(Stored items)
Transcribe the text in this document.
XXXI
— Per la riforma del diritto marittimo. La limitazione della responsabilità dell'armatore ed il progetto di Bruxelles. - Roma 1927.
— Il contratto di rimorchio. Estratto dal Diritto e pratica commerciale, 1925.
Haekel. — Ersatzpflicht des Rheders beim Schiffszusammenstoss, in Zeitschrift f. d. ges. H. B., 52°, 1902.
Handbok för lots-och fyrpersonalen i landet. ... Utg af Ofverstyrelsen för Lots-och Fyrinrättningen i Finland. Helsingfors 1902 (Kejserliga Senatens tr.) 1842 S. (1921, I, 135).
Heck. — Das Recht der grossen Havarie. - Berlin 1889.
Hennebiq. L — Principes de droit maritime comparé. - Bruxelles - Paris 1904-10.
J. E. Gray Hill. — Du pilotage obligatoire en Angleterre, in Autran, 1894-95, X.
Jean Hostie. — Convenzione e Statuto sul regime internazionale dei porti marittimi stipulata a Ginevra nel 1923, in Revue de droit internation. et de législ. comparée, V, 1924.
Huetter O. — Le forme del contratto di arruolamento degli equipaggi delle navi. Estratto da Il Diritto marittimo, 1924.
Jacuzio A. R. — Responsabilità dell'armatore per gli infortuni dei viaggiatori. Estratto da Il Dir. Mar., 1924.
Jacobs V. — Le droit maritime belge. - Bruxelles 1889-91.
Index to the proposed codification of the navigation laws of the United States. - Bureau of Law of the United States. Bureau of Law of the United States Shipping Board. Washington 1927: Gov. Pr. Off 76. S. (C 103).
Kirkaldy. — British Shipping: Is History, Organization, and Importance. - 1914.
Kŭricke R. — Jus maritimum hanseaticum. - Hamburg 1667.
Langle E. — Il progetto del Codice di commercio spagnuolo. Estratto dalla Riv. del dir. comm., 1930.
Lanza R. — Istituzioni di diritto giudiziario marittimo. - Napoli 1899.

The problem »
Restate the listing above word for word.

Final result »
Transcribe the text in this document.
XXXI
— Per la riforma del diritto marittimo. La limitazione della responsabilità dell'armatore ed il progetto di Bruxelles. - Roma 1927.
— Il contratto di rimorchio. Estratto dal Diritto e pratica commerciale, 1925.
Haekel. — Ersatzpflicht des Rheders beim Schiffszusammenstoss, in Zeitschrift f. d. ges. H. B., 52°, 1902.
Handbok för lots-och fyrpersonalen i landet. ... Utg af Ofverstyrelsen för Lots-och Fyrinrättningen i Finland. Helsingfors 1902 (Kejserliga Senatens tr.) 1842 S. (1921, I, 135).
Heck. — Das Recht der grossen Havarie. - Berlin 1889.
Hennebiq. L — Principes de droit maritime comparé. - Bruxelles - Paris 1904-10.
J. E. Gray Hill. — Du pilotage obligatoire en Angleterre, in Autran, 1894-95, X.
Jean Hostie. — Convenzione e Statuto sul regime internazionale dei porti marittimi stipulata a Ginevra nel 1923, in Revue de droit internation. et de législ. comparée, V, 1924.
Huetter O. — Le forme del contratto di arruolamento degli equipaggi delle navi. Estratto da Il Diritto marittimo, 1924.
Jacuzio A. R. — Responsabilità dell'armatore per gli infortuni dei viaggiatori. Estratto da Il Dir. Mar., 1924.
Jacobs V. — Le droit maritime belge. - Bruxelles 1889-91.
Index to the proposed codification of the navigation laws of the United States. - Bureau of Law of the United States. Bureau of Law of the United States Shipping Board. Washington 1927: Gov. Pr. Off 76. S. (C 103).
Kirkaldy. — British Shipping: Is History, Organization, and Importance. - 1914.
Kŭricke R. — Jus maritimum hanseaticum. - Hamburg 1667.
Langle E. — Il progetto del Codice di commercio spagnuolo. Estratto dalla Riv. del dir. comm., 1930.
Lanza R. — Istituzioni di diritto giudiziario marittimo. - Napoli 1899.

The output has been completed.